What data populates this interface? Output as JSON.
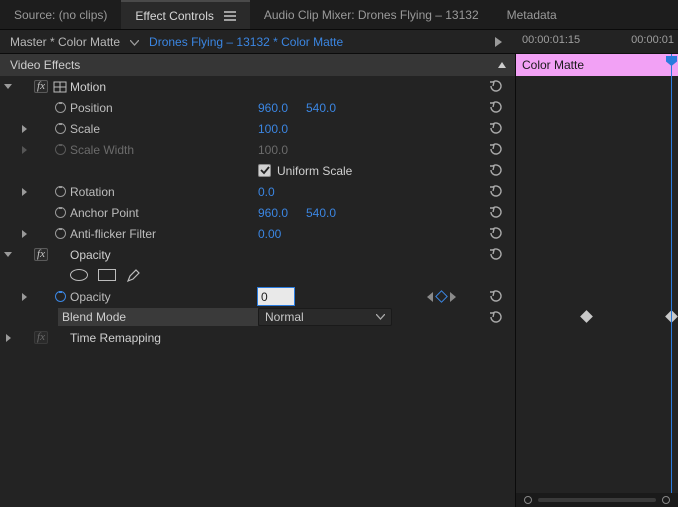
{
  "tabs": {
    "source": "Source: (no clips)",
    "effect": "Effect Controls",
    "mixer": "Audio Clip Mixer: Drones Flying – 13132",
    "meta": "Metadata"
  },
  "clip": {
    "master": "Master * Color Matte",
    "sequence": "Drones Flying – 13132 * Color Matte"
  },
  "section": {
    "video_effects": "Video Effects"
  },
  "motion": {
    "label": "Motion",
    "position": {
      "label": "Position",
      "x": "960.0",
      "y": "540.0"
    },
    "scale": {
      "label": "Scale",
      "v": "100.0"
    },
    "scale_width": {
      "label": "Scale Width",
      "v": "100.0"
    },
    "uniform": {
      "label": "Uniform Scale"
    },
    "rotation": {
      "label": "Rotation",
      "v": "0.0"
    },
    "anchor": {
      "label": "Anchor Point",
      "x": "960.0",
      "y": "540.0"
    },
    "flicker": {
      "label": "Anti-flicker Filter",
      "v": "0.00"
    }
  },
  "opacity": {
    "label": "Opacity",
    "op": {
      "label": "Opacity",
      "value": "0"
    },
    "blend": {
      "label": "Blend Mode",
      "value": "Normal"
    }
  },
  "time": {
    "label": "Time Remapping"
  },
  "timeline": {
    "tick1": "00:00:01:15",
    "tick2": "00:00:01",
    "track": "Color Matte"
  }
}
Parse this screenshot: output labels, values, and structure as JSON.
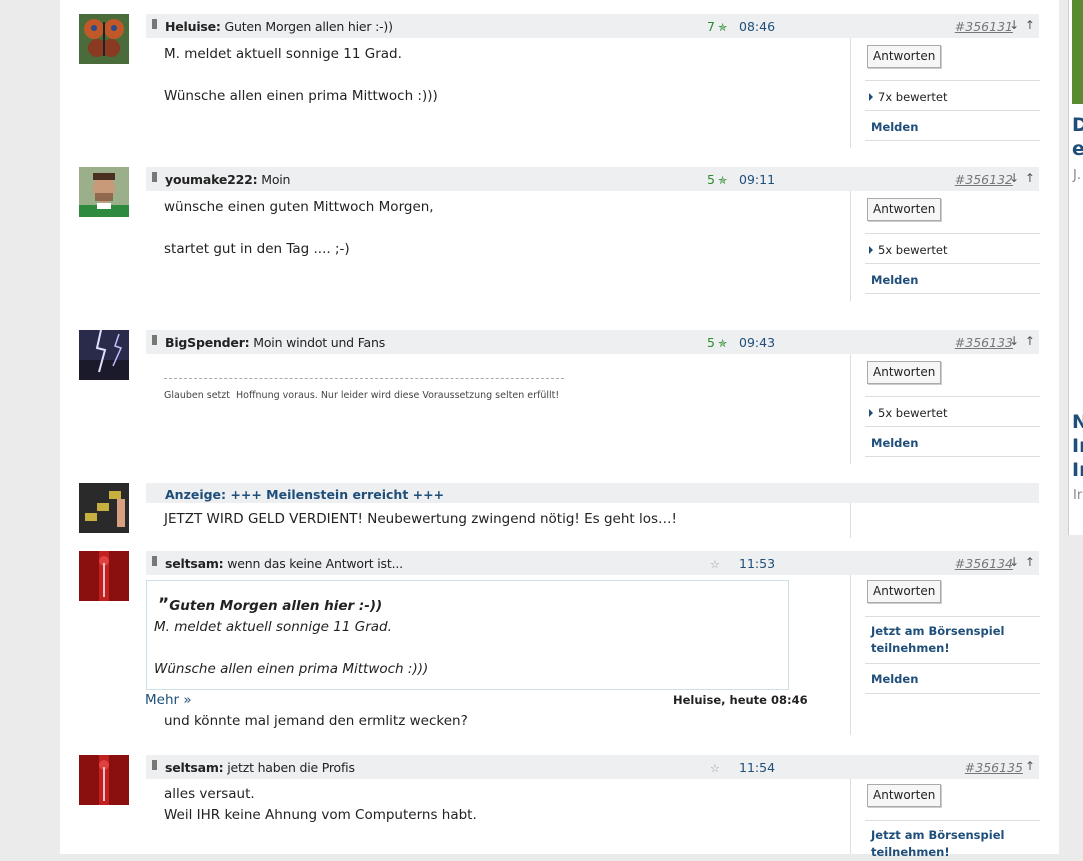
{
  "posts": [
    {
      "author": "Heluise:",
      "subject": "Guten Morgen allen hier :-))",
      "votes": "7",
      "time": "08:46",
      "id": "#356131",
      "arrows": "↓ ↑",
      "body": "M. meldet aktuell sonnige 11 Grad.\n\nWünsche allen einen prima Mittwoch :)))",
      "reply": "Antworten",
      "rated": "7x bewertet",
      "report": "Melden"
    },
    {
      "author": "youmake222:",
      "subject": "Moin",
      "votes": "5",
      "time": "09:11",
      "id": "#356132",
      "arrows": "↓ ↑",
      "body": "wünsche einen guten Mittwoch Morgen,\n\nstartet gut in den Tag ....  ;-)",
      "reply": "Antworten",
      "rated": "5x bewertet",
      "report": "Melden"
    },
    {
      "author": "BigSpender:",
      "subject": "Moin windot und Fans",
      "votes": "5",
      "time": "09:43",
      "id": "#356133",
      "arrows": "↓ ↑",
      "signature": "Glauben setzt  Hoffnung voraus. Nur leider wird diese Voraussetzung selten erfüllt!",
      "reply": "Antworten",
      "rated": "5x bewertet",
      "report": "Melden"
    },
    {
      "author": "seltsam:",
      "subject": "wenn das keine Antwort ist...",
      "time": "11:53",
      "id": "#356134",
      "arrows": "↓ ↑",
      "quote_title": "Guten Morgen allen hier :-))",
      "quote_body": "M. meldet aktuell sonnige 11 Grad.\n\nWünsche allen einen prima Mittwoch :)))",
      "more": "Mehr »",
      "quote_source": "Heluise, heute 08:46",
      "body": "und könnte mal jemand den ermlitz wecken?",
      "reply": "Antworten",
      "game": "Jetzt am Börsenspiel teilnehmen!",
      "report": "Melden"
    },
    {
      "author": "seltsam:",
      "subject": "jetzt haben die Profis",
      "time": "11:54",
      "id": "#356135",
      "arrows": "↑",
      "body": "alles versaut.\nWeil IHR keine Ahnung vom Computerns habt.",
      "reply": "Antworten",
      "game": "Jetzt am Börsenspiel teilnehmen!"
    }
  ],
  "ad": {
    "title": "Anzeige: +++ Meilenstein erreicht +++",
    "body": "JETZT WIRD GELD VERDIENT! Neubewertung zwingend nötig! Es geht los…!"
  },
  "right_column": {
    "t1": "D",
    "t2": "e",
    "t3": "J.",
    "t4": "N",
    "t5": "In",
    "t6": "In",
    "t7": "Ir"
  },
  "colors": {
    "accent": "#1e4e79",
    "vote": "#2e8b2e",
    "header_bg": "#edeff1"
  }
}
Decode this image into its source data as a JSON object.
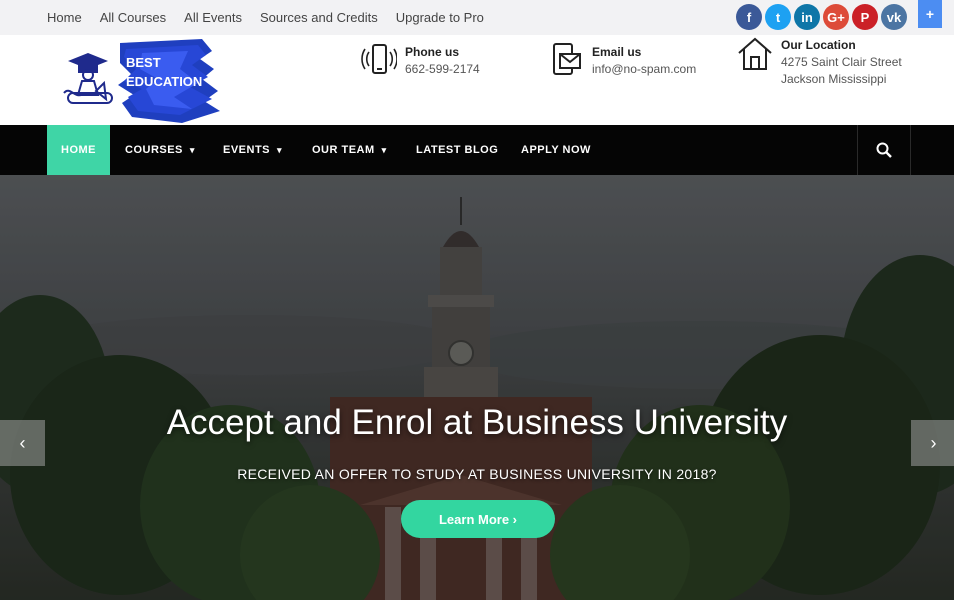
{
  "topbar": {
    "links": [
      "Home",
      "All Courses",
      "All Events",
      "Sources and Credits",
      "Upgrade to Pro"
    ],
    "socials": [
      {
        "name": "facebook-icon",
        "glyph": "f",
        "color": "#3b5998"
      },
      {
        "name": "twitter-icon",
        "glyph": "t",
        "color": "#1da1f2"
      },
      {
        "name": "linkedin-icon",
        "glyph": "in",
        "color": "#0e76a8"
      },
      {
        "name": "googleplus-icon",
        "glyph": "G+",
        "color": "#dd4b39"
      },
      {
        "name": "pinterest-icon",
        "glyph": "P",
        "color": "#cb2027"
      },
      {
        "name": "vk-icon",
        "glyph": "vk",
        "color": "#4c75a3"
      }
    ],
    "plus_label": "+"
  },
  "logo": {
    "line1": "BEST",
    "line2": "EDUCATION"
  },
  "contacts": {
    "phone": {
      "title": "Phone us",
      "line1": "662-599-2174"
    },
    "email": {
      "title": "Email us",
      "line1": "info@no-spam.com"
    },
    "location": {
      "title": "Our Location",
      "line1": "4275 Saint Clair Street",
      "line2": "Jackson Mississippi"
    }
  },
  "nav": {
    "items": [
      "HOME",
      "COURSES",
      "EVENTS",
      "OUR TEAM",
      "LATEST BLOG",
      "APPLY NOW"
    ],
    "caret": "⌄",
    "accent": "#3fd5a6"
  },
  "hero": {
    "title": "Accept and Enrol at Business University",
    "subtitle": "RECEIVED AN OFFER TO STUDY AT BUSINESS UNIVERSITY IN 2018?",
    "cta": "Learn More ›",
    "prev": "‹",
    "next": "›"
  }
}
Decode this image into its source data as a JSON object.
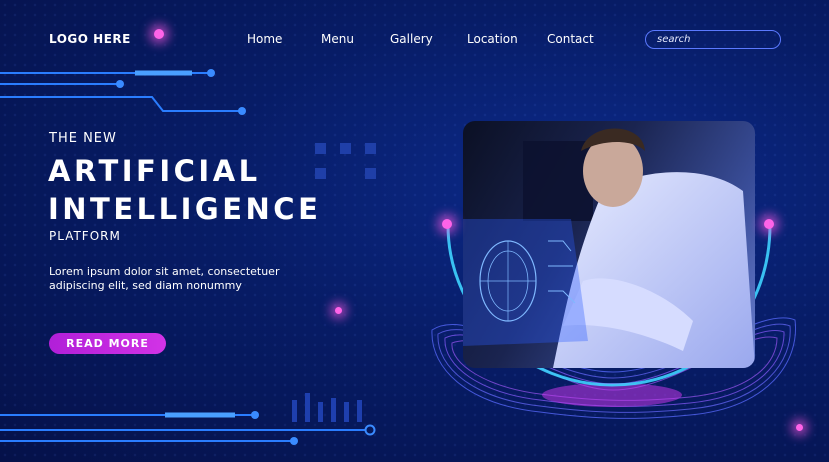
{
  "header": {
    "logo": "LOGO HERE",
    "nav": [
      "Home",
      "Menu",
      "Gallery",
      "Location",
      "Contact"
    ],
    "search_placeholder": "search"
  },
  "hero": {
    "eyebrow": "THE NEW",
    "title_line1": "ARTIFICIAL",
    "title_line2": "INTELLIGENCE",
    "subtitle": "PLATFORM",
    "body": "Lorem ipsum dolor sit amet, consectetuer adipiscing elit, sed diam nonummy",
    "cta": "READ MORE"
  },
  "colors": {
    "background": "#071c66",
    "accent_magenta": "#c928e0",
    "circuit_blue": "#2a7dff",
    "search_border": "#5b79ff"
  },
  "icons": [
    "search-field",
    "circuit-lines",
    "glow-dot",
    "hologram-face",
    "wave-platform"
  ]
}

- - - -

**INSTRUCTIONS FOR THE TASK**
Please list every line of the records that contains "Heluise".

**SOLUTION TO THIS PROBLEM**
      "author": "Heluise:",
      "quote_source": "Heluise, heute 08:46",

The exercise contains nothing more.